* _Request_:
With the pictures omitted, write out the entries that follow exactly as they stand.

* _Source data_:

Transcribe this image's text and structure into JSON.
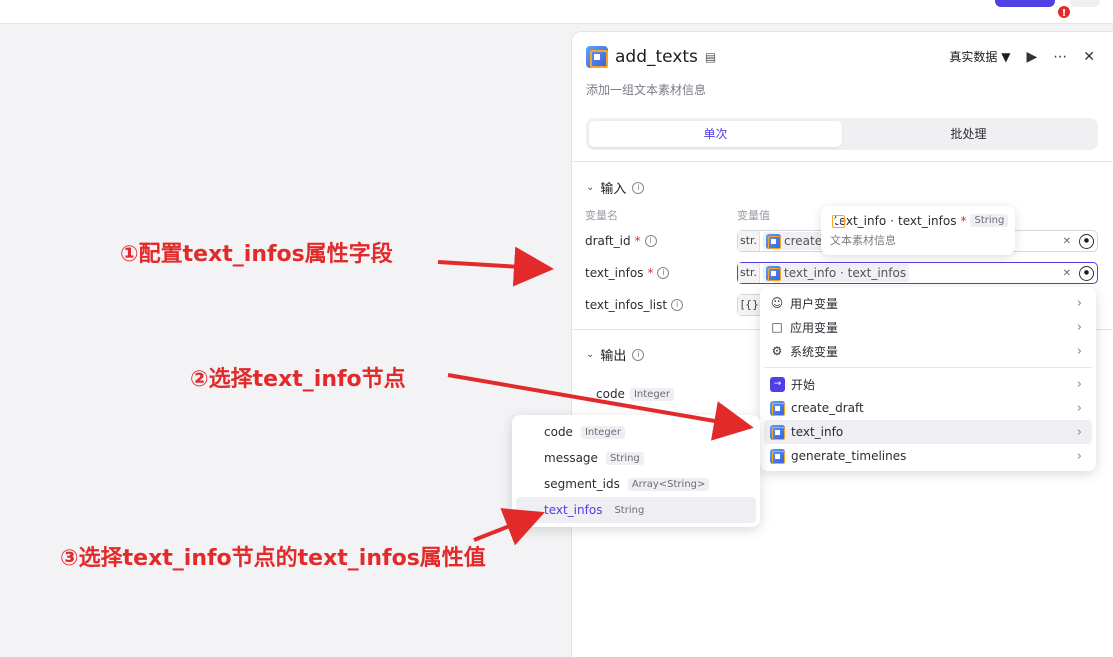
{
  "topbar": {
    "badge": "!"
  },
  "panel": {
    "title": "add_texts",
    "subtitle": "添加一组文本素材信息",
    "mode": "真实数据",
    "tabs": [
      "单次",
      "批处理"
    ],
    "input_section": "输入",
    "col_name": "变量名",
    "col_value": "变量值",
    "rows": [
      {
        "name": "draft_id",
        "required": true,
        "type": "str.",
        "ref": "create_"
      },
      {
        "name": "text_infos",
        "required": true,
        "type": "str.",
        "ref": "text_info · text_infos"
      },
      {
        "name": "text_infos_list",
        "required": false,
        "type": "[{}]",
        "ref": ""
      }
    ],
    "output_section": "输出",
    "outputs": [
      {
        "name": "code",
        "type": "Integer"
      }
    ]
  },
  "tooltip": {
    "node": "text_info",
    "sep": " · ",
    "field": "text_infos",
    "required": "*",
    "type": "String",
    "desc": "文本素材信息"
  },
  "dropdown": {
    "groups": [
      "用户变量",
      "应用变量",
      "系统变量"
    ],
    "nodes": [
      "开始",
      "create_draft",
      "text_info",
      "generate_timelines"
    ]
  },
  "sublist": [
    {
      "name": "code",
      "type": "Integer"
    },
    {
      "name": "message",
      "type": "String"
    },
    {
      "name": "segment_ids",
      "type": "Array<String>"
    },
    {
      "name": "text_infos",
      "type": "String"
    }
  ],
  "annotations": {
    "step1": "①配置text_infos属性字段",
    "step2": "②选择text_info节点",
    "step3": "③选择text_info节点的text_infos属性值"
  },
  "colors": {
    "accent": "#4e40e5",
    "annotation": "#e22a2a"
  }
}
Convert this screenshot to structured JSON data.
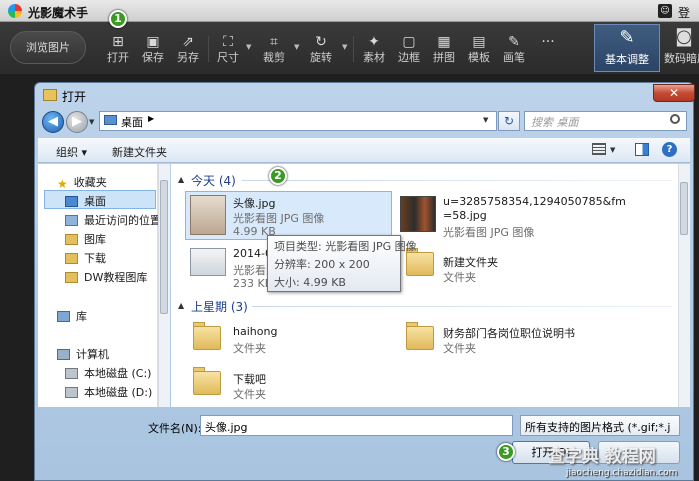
{
  "app": {
    "title": "光影魔术手",
    "login": "登录",
    "browse_button": "浏览图片",
    "tools": [
      {
        "icon": "import-icon",
        "label": "打开"
      },
      {
        "icon": "save-icon",
        "label": "保存"
      },
      {
        "icon": "save-as-icon",
        "label": "另存"
      },
      {
        "icon": "resize-icon",
        "label": "尺寸"
      },
      {
        "icon": "crop-icon",
        "label": "裁剪"
      },
      {
        "icon": "rotate-icon",
        "label": "旋转"
      },
      {
        "icon": "material-icon",
        "label": "素材"
      },
      {
        "icon": "border-icon",
        "label": "边框"
      },
      {
        "icon": "collage-icon",
        "label": "拼图"
      },
      {
        "icon": "template-icon",
        "label": "模板"
      },
      {
        "icon": "brush-icon",
        "label": "画笔"
      }
    ],
    "more": "···",
    "tab_basic": "基本调整",
    "tab_digital": "数码暗房"
  },
  "steps": [
    "1",
    "2",
    "3"
  ],
  "dialog": {
    "title": "打开",
    "close": "✕",
    "address": "桌面",
    "search_placeholder": "搜索 桌面",
    "organize": "组织 ▾",
    "new_folder": "新建文件夹",
    "nav": {
      "favorites": "收藏夹",
      "desktop": "桌面",
      "recent": "最近访问的位置",
      "library_pics": "图库",
      "downloads": "下载",
      "dw_lib": "DW教程图库",
      "libraries": "库",
      "computer": "计算机",
      "drive_c": "本地磁盘 (C:)",
      "drive_d": "本地磁盘 (D:)"
    },
    "groups": {
      "today": "今天 (4)",
      "last_week": "上星期 (3)"
    },
    "files": {
      "f1_name": "头像.jpg",
      "f1_type": "光影看图 JPG 图像",
      "f1_size": "4.99 KB",
      "f2_name": "u=3285758354,1294050785&fm",
      "f2_name2": "=58.jpg",
      "f2_type": "光影看图 JPG 图像",
      "f3_name": "2014-08-25_095144.png",
      "f3_type": "光影看图 PNG 图像",
      "f3_size": "233 KB",
      "f4_name": "新建文件夹",
      "f4_type": "文件夹",
      "f5_name": "haihong",
      "f5_type": "文件夹",
      "f6_name": "财务部门各岗位职位说明书",
      "f6_type": "文件夹",
      "f7_name": "下载吧",
      "f7_type": "文件夹"
    },
    "tooltip": {
      "line1": "项目类型: 光影看图 JPG 图像",
      "line2": "分辨率: 200 x 200",
      "line3": "大小: 4.99 KB"
    },
    "filename_label": "文件名(N):",
    "filename_value": "头像.jpg",
    "filetype": "所有支持的图片格式 (*.gif;*.j",
    "open_button": "打开(O)",
    "cancel_button": ""
  },
  "watermark": {
    "line1": "查字典 教程网",
    "line2": "jiaocheng.chazidian.com"
  }
}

* _Complete output_:
Transcribe this image's text and structure into JSON.
{
  "topbar": {
    "badge": "!"
  },
  "panel": {
    "title": "add_texts",
    "subtitle": "添加一组文本素材信息",
    "mode": "真实数据",
    "tabs": [
      "单次",
      "批处理"
    ],
    "input_section": "输入",
    "col_name": "变量名",
    "col_value": "变量值",
    "rows": [
      {
        "name": "draft_id",
        "required": true,
        "type": "str.",
        "ref": "create_"
      },
      {
        "name": "text_infos",
        "required": true,
        "type": "str.",
        "ref": "text_info · text_infos"
      },
      {
        "name": "text_infos_list",
        "required": false,
        "type": "[{}]",
        "ref": ""
      }
    ],
    "output_section": "输出",
    "outputs": [
      {
        "name": "code",
        "type": "Integer"
      }
    ]
  },
  "tooltip": {
    "node": "text_info",
    "sep": " · ",
    "field": "text_infos",
    "required": "*",
    "type": "String",
    "desc": "文本素材信息"
  },
  "dropdown": {
    "groups": [
      "用户变量",
      "应用变量",
      "系统变量"
    ],
    "nodes": [
      "开始",
      "create_draft",
      "text_info",
      "generate_timelines"
    ]
  },
  "sublist": [
    {
      "name": "code",
      "type": "Integer"
    },
    {
      "name": "message",
      "type": "String"
    },
    {
      "name": "segment_ids",
      "type": "Array<String>"
    },
    {
      "name": "text_infos",
      "type": "String"
    }
  ],
  "annotations": {
    "step1": "①配置text_infos属性字段",
    "step2": "②选择text_info节点",
    "step3": "③选择text_info节点的text_infos属性值"
  },
  "colors": {
    "accent": "#4e40e5",
    "annotation": "#e22a2a"
  }
}
Convert this screenshot to structured JSON data.
{
  "app": {
    "title": "光影魔术手",
    "login": "登录",
    "browse_button": "浏览图片",
    "tools": [
      {
        "icon": "import-icon",
        "label": "打开"
      },
      {
        "icon": "save-icon",
        "label": "保存"
      },
      {
        "icon": "save-as-icon",
        "label": "另存"
      },
      {
        "icon": "resize-icon",
        "label": "尺寸"
      },
      {
        "icon": "crop-icon",
        "label": "裁剪"
      },
      {
        "icon": "rotate-icon",
        "label": "旋转"
      },
      {
        "icon": "material-icon",
        "label": "素材"
      },
      {
        "icon": "border-icon",
        "label": "边框"
      },
      {
        "icon": "collage-icon",
        "label": "拼图"
      },
      {
        "icon": "template-icon",
        "label": "模板"
      },
      {
        "icon": "brush-icon",
        "label": "画笔"
      }
    ],
    "more": "···",
    "tab_basic": "基本调整",
    "tab_digital": "数码暗房"
  },
  "steps": [
    "1",
    "2",
    "3"
  ],
  "dialog": {
    "title": "打开",
    "close": "✕",
    "address": "桌面",
    "search_placeholder": "搜索 桌面",
    "organize": "组织 ▾",
    "new_folder": "新建文件夹",
    "nav": {
      "favorites": "收藏夹",
      "desktop": "桌面",
      "recent": "最近访问的位置",
      "library_pics": "图库",
      "downloads": "下载",
      "dw_lib": "DW教程图库",
      "libraries": "库",
      "computer": "计算机",
      "drive_c": "本地磁盘 (C:)",
      "drive_d": "本地磁盘 (D:)"
    },
    "groups": {
      "today": "今天 (4)",
      "last_week": "上星期 (3)"
    },
    "files": {
      "f1_name": "头像.jpg",
      "f1_type": "光影看图 JPG 图像",
      "f1_size": "4.99 KB",
      "f2_name": "u=3285758354,1294050785&fm",
      "f2_name2": "=58.jpg",
      "f2_type": "光影看图 JPG 图像",
      "f3_name": "2014-08-25_095144.png",
      "f3_type": "光影看图 PNG 图像",
      "f3_size": "233 KB",
      "f4_name": "新建文件夹",
      "f4_type": "文件夹",
      "f5_name": "haihong",
      "f5_type": "文件夹",
      "f6_name": "财务部门各岗位职位说明书",
      "f6_type": "文件夹",
      "f7_name": "下载吧",
      "f7_type": "文件夹"
    },
    "tooltip": {
      "line1": "项目类型: 光影看图 JPG 图像",
      "line2": "分辨率: 200 x 200",
      "line3": "大小: 4.99 KB"
    },
    "filename_label": "文件名(N):",
    "filename_value": "头像.jpg",
    "filetype": "所有支持的图片格式 (*.gif;*.j",
    "open_button": "打开(O)",
    "cancel_button": ""
  },
  "watermark": {
    "line1": "查字典 教程网",
    "line2": "jiaocheng.chazidian.com"
  }
}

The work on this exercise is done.